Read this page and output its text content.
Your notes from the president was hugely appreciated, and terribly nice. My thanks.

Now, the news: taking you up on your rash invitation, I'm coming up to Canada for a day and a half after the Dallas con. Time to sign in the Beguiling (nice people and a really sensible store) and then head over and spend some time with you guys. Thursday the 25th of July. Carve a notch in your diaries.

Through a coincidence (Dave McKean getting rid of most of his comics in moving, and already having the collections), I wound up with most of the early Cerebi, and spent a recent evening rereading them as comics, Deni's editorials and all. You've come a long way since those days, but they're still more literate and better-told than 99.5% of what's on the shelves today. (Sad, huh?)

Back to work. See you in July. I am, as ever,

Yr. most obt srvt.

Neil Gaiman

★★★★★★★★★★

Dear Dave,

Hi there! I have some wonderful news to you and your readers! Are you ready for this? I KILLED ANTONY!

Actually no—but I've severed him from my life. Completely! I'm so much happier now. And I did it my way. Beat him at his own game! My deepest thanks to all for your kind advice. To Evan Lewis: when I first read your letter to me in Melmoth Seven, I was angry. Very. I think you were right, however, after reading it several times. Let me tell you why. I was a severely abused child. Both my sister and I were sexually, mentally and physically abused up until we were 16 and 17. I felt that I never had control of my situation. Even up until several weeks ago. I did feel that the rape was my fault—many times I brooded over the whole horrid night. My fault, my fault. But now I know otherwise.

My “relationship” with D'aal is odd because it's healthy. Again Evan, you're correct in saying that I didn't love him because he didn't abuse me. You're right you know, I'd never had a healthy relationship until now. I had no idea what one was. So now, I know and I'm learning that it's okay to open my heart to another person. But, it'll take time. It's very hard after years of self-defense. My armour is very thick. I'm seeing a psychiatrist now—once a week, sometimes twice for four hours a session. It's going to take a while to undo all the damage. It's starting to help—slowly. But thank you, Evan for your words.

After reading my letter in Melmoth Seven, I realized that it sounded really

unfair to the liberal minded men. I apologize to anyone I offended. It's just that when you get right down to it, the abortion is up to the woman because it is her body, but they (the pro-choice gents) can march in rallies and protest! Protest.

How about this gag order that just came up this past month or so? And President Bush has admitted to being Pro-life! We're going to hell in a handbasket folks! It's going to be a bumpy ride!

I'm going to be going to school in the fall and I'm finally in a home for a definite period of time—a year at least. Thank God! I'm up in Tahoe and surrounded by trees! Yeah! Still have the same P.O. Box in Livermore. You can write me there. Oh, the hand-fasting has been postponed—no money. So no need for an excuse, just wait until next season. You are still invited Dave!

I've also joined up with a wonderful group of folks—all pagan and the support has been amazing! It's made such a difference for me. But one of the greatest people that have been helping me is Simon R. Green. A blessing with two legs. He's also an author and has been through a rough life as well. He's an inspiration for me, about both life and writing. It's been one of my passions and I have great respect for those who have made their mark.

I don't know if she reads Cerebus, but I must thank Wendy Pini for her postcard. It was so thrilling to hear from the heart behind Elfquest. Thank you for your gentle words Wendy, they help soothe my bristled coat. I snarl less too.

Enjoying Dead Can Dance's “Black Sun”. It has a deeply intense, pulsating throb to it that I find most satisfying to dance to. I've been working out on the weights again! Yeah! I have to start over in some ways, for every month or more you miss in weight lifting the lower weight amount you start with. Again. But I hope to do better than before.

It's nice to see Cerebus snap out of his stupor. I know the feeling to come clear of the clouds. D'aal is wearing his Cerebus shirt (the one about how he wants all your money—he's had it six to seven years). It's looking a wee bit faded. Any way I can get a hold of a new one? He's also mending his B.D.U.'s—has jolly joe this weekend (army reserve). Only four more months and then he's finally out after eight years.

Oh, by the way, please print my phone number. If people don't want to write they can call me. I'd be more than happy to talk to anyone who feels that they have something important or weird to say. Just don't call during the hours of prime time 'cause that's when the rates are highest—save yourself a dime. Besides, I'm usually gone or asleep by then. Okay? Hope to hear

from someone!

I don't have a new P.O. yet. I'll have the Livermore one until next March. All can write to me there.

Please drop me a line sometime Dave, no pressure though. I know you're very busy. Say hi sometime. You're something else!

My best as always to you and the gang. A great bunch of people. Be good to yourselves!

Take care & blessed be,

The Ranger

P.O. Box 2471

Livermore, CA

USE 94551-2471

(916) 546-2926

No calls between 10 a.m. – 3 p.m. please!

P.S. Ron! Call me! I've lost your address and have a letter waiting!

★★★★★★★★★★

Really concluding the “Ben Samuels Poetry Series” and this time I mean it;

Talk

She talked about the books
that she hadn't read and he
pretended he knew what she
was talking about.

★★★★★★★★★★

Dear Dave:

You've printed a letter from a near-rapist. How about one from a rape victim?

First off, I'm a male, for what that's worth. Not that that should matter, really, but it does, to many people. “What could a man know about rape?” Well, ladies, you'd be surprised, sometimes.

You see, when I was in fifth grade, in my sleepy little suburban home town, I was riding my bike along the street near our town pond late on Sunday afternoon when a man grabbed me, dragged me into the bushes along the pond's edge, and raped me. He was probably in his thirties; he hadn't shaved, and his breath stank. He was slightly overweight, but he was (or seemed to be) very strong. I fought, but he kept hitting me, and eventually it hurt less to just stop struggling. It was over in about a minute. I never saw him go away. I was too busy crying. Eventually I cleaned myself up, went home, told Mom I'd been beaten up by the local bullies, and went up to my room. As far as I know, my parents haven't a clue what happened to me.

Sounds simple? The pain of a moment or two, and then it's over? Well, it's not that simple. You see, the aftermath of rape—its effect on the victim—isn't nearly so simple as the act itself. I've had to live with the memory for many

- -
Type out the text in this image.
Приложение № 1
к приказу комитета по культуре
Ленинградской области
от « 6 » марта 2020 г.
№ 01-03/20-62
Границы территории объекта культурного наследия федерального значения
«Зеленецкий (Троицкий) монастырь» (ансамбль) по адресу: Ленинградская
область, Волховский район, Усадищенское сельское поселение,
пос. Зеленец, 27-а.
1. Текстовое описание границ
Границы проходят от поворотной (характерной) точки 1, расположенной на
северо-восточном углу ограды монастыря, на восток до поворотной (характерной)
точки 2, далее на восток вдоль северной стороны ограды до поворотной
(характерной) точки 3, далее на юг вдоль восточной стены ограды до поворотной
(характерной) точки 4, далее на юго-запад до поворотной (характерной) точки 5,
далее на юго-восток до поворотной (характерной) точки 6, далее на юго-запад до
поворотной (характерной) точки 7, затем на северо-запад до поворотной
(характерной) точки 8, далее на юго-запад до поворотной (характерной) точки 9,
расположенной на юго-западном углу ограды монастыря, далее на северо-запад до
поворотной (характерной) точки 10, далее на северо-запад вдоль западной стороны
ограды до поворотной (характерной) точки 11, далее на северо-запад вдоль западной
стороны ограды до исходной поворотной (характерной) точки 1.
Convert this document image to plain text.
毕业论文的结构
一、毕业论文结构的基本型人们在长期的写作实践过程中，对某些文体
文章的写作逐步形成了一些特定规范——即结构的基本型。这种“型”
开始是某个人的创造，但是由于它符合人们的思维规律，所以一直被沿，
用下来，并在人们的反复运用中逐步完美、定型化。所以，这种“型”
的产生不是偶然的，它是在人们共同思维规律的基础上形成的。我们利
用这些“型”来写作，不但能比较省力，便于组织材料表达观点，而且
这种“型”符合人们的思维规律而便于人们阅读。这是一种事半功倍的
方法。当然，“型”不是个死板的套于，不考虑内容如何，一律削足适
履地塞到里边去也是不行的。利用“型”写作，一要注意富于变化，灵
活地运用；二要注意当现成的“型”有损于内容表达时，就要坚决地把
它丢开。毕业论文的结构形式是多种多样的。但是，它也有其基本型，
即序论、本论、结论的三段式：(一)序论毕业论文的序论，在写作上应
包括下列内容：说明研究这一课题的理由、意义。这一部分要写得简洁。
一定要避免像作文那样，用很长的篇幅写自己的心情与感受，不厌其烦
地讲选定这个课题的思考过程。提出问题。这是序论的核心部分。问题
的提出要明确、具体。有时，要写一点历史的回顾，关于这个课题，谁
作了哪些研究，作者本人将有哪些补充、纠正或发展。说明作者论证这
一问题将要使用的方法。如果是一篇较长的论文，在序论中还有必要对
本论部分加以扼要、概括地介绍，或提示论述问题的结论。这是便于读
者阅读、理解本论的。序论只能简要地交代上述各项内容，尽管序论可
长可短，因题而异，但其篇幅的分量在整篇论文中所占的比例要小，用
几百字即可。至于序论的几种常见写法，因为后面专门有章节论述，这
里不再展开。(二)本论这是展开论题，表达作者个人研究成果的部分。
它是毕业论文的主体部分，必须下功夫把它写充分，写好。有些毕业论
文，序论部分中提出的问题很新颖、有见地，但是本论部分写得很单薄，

◇ ◇ ◇ ◇ ◇

▶ _TASK DIRECTIONS_: Select every line above that contains the word "many", and copy it.

▶ _PROBLEM SOLUTION_:
Actually no—but I've severed him from my life. Completely! I'm so much happier now. And I did it my way. Beat him at his own game! My deepest thanks to all for your kind advice. To Evan Lewis: when I first read your letter to me in Melmoth Seven, I was angry. Very. I think you were right, however, after reading it several times. Let me tell you why. I was a severely abused child. Both my sister and I were sexually, mentally and physically abused up until we were 16 and 17. I felt that I never had control of my situation. Even up until several weeks ago. I did feel that the rape was my fault—many times I brooded over the whole horrid night. My fault, my fault. But now I know otherwise.
First off, I'm a male, for what that's worth. Not that that should matter, really, but it does, to many people. “What could a man know about rape?” Well, ladies, you'd be surprised, sometimes.
Sounds simple? The pain of a moment or two, and then it's over? Well, it's not that simple. You see, the aftermath of rape—its effect on the victim—isn't nearly so simple as the act itself. I've had to live with the memory for many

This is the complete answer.